= Entries shown =
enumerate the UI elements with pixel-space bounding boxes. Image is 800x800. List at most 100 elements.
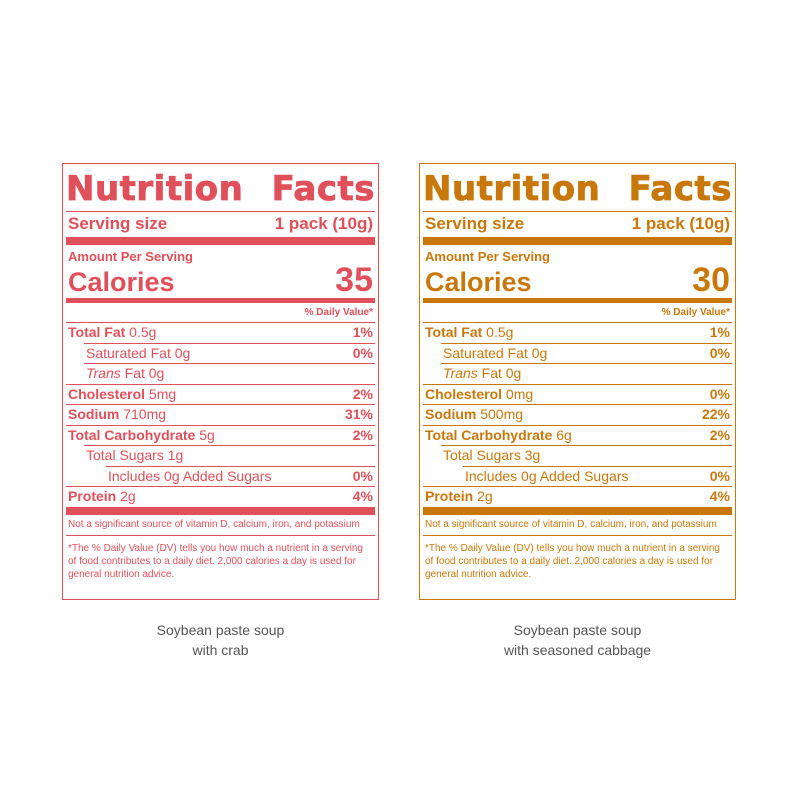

--

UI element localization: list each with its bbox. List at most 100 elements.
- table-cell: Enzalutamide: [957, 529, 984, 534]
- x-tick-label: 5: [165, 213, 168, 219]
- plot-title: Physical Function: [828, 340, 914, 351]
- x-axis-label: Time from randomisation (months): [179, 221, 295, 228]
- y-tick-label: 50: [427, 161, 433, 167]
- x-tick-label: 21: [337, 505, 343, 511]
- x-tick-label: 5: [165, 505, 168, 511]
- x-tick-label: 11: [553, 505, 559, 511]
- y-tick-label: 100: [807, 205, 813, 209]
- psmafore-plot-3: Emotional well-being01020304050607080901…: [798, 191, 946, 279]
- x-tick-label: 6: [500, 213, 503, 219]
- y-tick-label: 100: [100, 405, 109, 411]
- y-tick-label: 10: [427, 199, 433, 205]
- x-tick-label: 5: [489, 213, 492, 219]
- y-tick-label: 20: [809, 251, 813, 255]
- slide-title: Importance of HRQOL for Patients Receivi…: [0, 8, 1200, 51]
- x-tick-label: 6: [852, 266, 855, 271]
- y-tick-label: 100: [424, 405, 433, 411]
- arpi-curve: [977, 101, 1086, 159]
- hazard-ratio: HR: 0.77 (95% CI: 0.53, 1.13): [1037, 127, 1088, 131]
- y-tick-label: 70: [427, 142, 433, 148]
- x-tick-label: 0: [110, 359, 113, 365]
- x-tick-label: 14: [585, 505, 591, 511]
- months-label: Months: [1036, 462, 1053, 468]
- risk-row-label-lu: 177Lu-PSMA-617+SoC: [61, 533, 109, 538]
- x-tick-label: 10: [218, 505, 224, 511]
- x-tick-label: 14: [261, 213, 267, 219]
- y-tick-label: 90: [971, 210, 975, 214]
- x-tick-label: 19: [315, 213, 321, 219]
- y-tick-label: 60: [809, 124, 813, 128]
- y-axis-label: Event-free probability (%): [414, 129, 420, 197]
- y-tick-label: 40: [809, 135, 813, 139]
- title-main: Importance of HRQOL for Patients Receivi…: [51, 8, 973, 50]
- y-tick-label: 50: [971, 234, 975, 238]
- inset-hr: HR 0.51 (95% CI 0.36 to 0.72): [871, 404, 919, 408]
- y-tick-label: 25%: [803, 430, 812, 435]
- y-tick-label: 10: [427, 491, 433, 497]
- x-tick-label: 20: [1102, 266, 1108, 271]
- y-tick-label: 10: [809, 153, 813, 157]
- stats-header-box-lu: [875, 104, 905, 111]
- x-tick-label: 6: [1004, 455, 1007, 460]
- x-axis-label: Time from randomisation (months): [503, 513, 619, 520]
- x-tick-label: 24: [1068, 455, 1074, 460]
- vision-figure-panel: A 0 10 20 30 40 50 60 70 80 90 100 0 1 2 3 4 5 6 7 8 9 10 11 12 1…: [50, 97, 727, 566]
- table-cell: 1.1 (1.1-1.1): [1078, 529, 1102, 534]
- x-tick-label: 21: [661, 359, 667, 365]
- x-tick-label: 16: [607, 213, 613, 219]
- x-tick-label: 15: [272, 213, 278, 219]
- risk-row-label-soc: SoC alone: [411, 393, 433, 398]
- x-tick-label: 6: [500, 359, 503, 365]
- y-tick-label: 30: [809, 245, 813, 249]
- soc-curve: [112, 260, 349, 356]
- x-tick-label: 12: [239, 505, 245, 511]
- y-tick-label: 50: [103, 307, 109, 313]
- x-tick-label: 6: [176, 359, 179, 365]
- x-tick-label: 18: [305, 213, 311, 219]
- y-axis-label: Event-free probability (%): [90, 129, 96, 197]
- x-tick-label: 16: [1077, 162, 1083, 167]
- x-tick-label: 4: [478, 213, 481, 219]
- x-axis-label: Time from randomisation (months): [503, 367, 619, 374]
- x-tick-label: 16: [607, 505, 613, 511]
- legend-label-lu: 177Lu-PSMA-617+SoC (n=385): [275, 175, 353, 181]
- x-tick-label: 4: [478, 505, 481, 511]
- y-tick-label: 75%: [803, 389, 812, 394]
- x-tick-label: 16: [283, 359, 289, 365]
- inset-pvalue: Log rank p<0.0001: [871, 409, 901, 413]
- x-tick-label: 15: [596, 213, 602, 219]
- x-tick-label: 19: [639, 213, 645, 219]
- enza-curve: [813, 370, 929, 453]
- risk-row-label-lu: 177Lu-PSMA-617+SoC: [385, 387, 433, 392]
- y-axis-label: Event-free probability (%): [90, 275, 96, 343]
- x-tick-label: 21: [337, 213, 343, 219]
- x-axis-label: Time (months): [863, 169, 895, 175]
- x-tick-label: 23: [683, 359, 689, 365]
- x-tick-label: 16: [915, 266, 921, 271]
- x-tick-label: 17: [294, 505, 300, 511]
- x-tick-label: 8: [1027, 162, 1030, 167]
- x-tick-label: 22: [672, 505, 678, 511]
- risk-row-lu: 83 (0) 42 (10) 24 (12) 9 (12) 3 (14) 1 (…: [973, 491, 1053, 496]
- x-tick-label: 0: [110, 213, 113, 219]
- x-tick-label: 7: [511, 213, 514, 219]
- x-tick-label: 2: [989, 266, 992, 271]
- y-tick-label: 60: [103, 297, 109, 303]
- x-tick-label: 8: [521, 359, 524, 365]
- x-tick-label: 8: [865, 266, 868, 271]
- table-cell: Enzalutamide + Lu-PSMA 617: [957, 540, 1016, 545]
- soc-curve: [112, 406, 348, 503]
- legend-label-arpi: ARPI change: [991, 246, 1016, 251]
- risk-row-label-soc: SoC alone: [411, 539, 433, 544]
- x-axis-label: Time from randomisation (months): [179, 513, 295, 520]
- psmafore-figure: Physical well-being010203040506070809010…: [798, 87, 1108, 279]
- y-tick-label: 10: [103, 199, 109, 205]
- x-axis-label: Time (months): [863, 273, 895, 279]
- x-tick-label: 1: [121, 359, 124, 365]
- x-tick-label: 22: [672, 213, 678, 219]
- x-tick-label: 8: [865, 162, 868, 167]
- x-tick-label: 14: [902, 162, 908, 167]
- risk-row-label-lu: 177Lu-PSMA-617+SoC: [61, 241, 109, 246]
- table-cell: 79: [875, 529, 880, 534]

==

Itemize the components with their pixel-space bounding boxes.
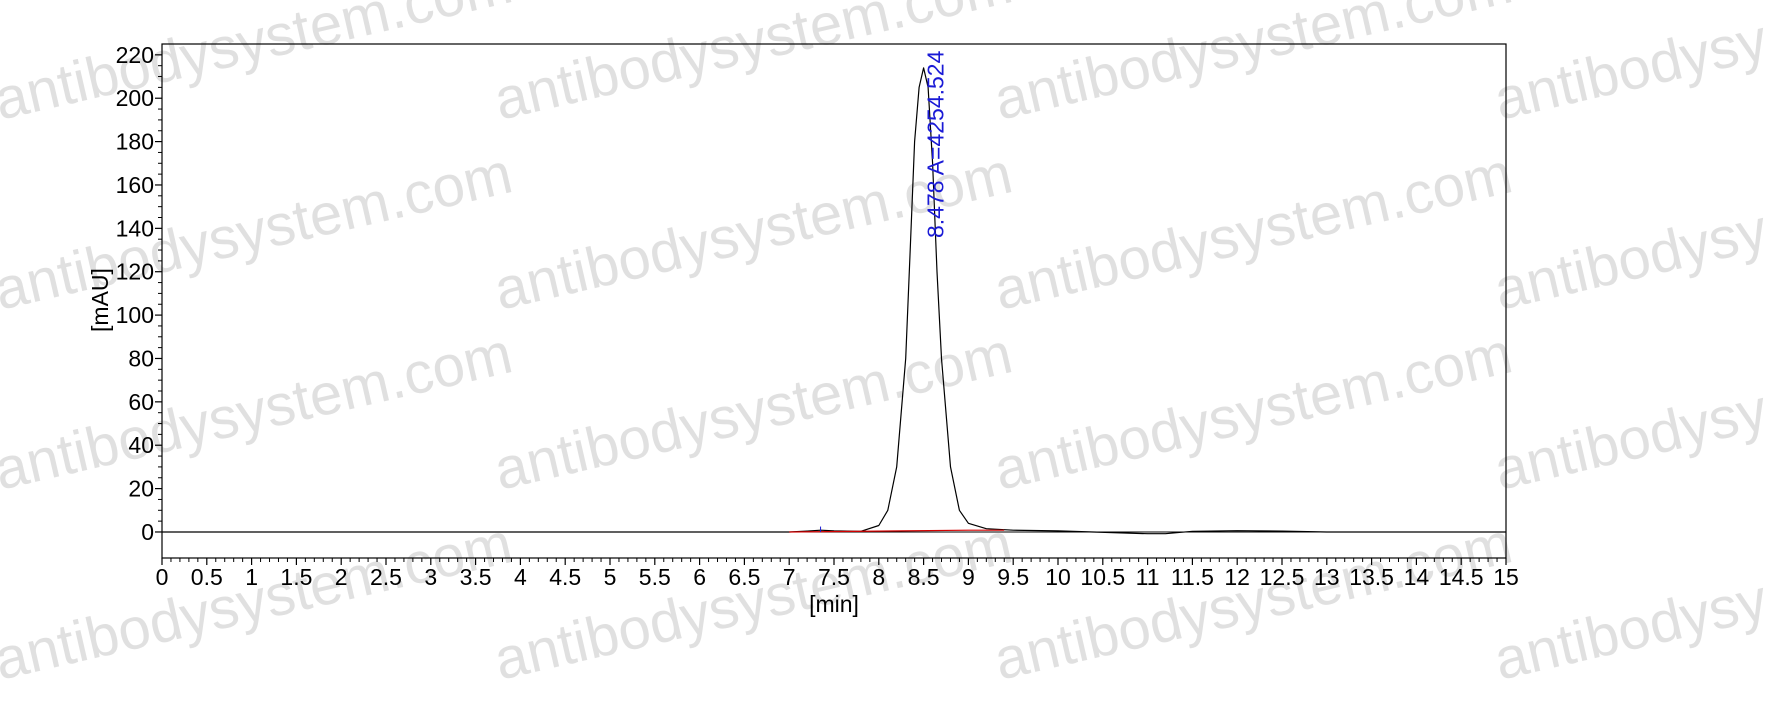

= Aim of the task =
Report every line in the data that holds "bounding", copying each one.

= Result of this exercise =
enumerate the UI elements with pixel-space bounding boxes. Image is 800x800. List at most 100 elements.
Itemize the components with their pixel-space bounding boxes.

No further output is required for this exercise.